##### Data entries #####

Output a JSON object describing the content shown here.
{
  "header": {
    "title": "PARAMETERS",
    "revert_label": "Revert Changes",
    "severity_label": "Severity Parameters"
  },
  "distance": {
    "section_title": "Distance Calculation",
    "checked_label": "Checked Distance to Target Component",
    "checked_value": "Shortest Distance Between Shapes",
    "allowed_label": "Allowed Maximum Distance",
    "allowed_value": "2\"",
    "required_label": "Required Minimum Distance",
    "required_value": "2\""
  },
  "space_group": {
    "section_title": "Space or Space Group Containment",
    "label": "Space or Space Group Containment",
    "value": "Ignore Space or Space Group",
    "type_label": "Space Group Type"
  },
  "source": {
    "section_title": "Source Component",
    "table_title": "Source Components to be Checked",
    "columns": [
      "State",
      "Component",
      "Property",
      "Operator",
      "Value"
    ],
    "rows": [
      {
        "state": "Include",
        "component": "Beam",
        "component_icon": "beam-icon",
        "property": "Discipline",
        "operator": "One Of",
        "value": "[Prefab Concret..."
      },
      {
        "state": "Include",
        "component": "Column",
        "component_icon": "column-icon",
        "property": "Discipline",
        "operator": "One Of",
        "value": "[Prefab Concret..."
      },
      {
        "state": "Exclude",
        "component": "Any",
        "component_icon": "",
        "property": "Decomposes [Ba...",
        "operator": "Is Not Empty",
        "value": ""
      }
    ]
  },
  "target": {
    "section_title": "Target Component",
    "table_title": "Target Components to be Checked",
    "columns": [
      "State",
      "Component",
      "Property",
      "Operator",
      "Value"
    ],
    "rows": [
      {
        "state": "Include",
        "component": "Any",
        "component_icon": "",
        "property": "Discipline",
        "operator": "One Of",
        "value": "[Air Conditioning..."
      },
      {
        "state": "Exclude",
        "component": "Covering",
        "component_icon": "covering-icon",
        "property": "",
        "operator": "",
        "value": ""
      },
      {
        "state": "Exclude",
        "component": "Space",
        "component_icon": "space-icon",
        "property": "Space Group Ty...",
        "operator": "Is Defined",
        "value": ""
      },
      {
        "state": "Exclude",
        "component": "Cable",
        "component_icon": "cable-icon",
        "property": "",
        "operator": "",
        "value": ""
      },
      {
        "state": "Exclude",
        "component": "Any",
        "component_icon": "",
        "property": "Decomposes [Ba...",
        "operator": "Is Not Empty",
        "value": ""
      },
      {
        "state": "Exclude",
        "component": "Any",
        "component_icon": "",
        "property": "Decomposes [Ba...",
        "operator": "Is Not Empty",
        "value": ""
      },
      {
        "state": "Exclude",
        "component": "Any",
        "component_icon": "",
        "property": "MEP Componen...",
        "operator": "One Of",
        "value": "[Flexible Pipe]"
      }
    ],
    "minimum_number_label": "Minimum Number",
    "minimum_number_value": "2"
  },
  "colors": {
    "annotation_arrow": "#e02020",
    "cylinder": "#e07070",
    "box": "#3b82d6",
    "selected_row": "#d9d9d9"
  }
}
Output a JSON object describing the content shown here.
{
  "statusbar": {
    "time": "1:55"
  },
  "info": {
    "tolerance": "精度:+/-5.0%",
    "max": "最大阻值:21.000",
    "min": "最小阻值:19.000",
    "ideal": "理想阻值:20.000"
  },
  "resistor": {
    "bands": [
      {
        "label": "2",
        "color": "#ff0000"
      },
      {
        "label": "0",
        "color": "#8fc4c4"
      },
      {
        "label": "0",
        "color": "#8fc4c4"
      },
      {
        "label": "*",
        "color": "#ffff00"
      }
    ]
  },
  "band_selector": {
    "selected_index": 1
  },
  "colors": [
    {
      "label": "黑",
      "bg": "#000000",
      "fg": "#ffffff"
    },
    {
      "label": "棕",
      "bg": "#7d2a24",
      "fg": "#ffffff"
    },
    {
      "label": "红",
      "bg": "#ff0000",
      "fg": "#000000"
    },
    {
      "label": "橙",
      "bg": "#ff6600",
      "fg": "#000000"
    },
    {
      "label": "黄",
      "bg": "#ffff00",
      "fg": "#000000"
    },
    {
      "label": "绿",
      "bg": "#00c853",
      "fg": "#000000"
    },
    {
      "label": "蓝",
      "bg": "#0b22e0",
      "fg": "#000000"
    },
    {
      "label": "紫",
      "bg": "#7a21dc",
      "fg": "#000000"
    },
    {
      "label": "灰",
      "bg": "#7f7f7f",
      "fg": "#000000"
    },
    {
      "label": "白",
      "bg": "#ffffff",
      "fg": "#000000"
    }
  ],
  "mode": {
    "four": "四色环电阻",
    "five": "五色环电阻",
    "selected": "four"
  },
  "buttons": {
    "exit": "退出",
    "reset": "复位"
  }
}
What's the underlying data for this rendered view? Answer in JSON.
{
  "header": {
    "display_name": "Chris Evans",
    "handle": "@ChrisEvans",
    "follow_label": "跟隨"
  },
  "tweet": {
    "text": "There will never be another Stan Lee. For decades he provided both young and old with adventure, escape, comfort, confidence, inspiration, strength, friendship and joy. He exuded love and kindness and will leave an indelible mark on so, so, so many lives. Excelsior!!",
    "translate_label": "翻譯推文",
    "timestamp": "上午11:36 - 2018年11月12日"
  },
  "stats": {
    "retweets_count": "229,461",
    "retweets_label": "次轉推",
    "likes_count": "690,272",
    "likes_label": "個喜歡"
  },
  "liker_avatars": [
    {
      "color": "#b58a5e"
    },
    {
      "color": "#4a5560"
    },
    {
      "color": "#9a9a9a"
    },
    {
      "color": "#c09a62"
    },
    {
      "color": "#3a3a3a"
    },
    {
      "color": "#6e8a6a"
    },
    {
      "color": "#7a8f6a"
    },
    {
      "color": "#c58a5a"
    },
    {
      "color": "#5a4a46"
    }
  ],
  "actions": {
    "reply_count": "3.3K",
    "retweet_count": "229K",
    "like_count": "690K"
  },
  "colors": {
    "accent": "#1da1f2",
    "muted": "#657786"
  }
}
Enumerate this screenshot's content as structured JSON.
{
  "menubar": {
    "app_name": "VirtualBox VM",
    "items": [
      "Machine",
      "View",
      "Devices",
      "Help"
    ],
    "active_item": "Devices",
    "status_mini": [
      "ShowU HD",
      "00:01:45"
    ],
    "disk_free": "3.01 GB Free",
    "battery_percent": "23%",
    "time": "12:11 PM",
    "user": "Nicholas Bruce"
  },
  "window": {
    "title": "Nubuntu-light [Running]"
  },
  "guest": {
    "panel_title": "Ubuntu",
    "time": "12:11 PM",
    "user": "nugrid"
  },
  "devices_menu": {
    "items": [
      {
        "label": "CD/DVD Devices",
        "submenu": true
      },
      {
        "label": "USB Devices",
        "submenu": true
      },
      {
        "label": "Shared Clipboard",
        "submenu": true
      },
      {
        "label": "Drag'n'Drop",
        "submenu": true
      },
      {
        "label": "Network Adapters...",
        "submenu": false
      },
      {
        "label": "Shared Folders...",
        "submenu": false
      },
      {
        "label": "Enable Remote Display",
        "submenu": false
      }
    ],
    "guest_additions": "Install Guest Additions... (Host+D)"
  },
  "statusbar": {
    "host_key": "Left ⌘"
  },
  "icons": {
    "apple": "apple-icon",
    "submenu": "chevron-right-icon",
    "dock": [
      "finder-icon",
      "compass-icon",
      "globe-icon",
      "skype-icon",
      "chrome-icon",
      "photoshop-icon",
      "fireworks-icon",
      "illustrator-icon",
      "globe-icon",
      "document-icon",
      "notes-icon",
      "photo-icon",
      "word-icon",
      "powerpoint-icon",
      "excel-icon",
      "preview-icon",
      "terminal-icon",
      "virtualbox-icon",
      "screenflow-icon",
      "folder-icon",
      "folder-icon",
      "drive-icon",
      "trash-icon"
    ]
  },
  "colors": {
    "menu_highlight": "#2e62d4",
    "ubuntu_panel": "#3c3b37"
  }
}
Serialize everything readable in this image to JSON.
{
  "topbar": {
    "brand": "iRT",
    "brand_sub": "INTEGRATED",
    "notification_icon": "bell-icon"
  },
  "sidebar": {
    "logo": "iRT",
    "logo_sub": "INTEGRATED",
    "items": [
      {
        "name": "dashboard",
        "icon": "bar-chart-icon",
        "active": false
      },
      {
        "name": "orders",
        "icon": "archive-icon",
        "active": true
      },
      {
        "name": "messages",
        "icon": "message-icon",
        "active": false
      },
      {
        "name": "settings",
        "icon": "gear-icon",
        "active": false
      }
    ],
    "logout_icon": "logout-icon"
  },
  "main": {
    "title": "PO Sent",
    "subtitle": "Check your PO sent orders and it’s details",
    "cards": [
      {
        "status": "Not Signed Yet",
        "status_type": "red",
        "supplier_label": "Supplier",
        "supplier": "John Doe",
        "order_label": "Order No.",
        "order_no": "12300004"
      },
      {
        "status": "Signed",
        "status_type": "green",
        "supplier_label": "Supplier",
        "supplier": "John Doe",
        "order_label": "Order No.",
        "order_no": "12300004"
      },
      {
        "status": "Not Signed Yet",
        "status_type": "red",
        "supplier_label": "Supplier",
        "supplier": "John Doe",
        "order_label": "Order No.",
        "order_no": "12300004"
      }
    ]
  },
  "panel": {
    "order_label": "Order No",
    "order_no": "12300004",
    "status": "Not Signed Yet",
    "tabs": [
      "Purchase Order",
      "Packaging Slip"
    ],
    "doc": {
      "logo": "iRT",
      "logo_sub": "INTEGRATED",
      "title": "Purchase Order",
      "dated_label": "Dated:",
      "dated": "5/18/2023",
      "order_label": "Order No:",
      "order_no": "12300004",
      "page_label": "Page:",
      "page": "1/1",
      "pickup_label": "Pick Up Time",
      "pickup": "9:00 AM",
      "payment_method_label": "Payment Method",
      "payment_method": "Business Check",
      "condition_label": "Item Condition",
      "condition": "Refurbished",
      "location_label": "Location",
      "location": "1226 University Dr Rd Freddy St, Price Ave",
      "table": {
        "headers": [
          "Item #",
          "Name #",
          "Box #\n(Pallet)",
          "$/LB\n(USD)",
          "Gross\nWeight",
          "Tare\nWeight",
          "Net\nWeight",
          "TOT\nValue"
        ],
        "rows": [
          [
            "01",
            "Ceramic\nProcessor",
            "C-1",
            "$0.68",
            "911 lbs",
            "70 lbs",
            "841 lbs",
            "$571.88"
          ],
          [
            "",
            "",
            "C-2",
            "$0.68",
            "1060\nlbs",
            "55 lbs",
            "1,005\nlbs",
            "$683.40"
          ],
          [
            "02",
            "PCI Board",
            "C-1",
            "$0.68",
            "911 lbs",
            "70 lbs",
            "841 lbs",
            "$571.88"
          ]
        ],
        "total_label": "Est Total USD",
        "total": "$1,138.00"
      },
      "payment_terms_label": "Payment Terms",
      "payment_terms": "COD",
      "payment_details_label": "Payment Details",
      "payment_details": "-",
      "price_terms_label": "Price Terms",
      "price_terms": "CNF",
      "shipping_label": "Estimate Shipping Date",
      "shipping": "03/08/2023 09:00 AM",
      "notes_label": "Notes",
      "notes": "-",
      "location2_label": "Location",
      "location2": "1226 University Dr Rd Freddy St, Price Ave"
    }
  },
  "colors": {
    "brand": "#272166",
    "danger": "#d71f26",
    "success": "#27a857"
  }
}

#####

● **Written task**
From the entries above, extract each line containing "Shared".

● **The reply**
        "label": "Shared Clipboard",
        "label": "Shared Folders...",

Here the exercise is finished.